### [SHORT PROBLEM]
Render the listing from its first line through the line containing "The rotation positions 19 is at (208, 789)." as a numbered list, including both ends and leaving out any blank lines.

### [EXTRACTED ENTRIES]

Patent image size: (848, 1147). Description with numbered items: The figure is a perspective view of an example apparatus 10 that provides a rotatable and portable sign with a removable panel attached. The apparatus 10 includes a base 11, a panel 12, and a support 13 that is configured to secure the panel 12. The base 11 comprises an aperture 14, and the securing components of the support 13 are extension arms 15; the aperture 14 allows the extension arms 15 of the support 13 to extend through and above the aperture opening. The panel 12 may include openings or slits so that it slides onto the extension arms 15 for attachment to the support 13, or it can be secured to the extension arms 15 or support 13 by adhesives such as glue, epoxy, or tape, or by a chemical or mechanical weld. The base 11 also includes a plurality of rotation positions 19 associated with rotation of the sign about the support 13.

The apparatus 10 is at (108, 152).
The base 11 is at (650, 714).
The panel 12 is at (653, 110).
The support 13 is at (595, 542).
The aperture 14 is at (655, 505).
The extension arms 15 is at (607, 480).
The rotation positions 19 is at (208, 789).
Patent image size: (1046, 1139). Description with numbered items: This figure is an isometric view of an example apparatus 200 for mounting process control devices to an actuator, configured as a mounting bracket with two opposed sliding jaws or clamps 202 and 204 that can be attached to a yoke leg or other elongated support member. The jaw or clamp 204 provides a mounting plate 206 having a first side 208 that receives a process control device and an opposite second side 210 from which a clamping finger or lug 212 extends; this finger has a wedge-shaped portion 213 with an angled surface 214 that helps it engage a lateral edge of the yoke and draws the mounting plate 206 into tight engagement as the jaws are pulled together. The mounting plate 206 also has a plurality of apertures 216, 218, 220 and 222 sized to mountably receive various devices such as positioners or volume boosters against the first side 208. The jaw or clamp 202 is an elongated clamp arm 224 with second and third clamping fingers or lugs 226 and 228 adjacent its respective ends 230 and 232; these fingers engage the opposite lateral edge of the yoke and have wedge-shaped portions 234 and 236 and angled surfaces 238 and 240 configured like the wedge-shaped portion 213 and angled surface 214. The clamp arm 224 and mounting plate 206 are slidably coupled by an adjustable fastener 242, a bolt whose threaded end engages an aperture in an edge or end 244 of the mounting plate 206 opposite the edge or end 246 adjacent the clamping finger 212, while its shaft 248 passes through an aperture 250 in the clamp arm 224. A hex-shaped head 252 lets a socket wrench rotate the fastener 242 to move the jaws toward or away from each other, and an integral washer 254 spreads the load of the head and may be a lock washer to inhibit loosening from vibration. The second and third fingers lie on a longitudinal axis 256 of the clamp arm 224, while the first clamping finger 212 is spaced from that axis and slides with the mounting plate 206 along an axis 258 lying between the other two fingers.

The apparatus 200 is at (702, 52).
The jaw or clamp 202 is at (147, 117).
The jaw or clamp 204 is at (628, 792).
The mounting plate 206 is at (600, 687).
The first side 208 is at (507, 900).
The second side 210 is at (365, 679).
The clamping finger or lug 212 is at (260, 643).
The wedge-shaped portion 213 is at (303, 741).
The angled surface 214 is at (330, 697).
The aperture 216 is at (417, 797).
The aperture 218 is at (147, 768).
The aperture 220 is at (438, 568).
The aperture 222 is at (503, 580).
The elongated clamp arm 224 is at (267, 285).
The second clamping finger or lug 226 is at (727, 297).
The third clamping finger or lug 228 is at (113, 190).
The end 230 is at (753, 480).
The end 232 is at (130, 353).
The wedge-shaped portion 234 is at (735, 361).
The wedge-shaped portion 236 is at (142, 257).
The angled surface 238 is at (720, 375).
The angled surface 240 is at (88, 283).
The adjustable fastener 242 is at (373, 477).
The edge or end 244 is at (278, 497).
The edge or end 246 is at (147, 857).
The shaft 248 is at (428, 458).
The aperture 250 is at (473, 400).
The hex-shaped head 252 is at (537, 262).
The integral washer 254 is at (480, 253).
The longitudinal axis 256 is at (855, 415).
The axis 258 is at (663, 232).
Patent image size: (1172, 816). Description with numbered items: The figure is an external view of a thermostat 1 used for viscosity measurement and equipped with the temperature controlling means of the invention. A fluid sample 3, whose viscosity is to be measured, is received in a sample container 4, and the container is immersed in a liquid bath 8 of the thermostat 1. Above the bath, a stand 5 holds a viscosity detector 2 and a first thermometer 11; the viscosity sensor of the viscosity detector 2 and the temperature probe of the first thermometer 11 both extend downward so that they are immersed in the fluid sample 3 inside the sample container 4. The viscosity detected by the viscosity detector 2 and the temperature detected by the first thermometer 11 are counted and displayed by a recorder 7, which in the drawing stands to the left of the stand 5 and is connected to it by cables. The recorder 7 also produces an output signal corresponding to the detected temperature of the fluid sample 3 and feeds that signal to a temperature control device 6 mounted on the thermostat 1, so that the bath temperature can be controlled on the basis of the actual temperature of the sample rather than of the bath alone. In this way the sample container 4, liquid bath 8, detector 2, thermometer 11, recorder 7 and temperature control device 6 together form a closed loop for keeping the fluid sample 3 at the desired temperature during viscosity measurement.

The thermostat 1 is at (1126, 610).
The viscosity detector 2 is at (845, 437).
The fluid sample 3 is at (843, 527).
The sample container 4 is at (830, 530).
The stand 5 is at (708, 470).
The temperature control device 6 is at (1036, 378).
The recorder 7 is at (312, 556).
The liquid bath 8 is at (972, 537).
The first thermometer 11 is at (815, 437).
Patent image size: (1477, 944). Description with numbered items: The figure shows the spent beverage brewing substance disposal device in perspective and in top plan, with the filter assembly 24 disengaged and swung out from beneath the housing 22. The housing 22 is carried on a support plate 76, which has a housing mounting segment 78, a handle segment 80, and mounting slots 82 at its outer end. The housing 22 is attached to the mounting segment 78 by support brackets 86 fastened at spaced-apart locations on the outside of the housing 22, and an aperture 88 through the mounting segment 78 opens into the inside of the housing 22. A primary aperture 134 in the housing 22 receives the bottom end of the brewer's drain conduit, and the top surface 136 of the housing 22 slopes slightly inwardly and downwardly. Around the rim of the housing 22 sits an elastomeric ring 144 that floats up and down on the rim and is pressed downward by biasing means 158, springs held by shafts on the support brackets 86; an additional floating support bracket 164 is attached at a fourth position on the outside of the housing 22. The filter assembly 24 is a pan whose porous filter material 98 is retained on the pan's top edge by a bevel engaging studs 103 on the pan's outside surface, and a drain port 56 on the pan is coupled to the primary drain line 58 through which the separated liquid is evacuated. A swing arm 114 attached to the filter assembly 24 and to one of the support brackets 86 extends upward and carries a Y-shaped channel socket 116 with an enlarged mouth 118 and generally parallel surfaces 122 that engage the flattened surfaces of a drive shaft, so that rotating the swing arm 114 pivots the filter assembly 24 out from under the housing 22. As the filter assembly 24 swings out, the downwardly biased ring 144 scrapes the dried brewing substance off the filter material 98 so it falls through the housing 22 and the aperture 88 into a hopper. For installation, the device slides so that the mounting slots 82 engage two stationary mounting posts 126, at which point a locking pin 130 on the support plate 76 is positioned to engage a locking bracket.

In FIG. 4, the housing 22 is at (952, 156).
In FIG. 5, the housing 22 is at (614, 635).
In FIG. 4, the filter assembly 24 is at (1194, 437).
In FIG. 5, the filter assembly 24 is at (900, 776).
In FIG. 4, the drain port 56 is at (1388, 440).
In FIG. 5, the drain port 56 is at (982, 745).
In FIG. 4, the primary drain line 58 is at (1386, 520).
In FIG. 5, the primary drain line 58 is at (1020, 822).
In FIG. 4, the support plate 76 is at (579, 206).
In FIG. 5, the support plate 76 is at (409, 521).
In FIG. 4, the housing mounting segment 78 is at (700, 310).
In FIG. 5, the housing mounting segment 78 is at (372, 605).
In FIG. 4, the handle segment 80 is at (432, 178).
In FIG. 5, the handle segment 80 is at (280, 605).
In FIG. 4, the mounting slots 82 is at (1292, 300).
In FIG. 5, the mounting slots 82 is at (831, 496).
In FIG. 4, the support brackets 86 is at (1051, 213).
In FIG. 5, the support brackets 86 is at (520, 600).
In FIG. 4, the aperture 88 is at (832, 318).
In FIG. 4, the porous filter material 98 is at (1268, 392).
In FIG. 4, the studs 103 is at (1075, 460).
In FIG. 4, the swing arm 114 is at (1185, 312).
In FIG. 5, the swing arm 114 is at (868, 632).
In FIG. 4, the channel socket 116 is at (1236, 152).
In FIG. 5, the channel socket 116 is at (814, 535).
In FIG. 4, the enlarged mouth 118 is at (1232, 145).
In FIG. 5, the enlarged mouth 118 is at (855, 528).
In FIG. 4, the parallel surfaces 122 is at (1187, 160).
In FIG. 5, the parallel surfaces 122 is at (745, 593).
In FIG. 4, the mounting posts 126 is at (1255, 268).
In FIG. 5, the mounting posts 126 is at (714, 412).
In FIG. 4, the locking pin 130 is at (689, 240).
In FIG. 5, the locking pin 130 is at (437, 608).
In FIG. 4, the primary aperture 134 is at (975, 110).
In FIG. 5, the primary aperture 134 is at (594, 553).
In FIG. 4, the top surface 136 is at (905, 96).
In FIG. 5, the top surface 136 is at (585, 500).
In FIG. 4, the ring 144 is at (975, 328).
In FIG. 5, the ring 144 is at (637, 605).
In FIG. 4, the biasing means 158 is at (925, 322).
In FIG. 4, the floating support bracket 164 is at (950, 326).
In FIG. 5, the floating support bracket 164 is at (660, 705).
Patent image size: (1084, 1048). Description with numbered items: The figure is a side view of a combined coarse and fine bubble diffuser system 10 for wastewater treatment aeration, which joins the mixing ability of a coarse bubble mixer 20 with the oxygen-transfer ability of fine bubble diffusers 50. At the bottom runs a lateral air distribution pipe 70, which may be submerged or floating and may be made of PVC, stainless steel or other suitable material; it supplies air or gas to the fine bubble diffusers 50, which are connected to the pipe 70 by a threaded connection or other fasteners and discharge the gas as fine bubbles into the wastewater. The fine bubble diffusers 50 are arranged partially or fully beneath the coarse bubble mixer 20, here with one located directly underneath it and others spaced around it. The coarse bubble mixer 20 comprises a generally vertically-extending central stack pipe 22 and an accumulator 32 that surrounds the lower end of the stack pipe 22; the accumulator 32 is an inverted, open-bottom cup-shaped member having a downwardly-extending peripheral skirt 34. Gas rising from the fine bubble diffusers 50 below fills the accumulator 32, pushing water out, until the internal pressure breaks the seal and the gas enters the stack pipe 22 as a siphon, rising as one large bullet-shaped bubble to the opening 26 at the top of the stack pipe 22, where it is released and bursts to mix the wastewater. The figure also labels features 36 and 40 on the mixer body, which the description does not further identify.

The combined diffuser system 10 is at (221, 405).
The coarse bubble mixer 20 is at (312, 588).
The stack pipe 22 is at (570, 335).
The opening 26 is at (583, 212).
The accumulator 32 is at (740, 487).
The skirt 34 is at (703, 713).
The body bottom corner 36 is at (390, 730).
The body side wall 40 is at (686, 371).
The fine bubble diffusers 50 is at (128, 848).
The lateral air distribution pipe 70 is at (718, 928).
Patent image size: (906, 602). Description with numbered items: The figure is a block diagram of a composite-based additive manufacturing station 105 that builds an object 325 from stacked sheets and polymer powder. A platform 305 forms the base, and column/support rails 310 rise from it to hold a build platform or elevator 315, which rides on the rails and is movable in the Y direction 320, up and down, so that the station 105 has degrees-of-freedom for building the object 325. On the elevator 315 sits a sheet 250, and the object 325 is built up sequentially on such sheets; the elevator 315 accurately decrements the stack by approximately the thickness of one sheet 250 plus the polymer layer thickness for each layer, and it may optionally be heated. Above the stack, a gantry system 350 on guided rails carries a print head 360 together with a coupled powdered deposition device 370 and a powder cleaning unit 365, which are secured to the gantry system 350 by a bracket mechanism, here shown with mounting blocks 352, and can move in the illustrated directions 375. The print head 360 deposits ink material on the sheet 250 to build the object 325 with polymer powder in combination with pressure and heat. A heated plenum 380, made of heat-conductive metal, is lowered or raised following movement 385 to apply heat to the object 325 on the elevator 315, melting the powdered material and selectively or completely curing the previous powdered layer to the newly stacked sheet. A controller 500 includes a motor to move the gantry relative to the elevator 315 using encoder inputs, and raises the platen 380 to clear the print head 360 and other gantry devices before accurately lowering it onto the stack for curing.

### [EXERCISE ANSWER]
1. Patent image size: (848, 1147). Description with numbered items: The figure is a perspective view of an example apparatus 10 that provides a rotatable and portable sign with a removable panel attached. The apparatus 10 includes a base 11, a panel 12, and a support 13 that is configured to secure the panel 12. The base 11 comprises an aperture 14, and the securing components of the support 13 are extension arms 15; the aperture 14 allows the extension arms 15 of the support 13 to extend through and above the aperture opening. The panel 12 may include openings or slits so that it slides onto the extension arms 15 for attachment to the support 13, or it can be secured to the extension arms 15 or support 13 by adhesives such as glue, epoxy, or tape, or by a chemical or mechanical weld. The base 11 also includes a plurality of rotation positions 19 associated with rotation of the sign about the support 13.
2. The apparatus 10 is at (108, 152).
3. The base 11 is at (650, 714).
4. The panel 12 is at (653, 110).
5. The support 13 is at (595, 542).
6. The aperture 14 is at (655, 505).
7. The extension arms 15 is at (607, 480).
8. The rotation positions 19 is at (208, 789).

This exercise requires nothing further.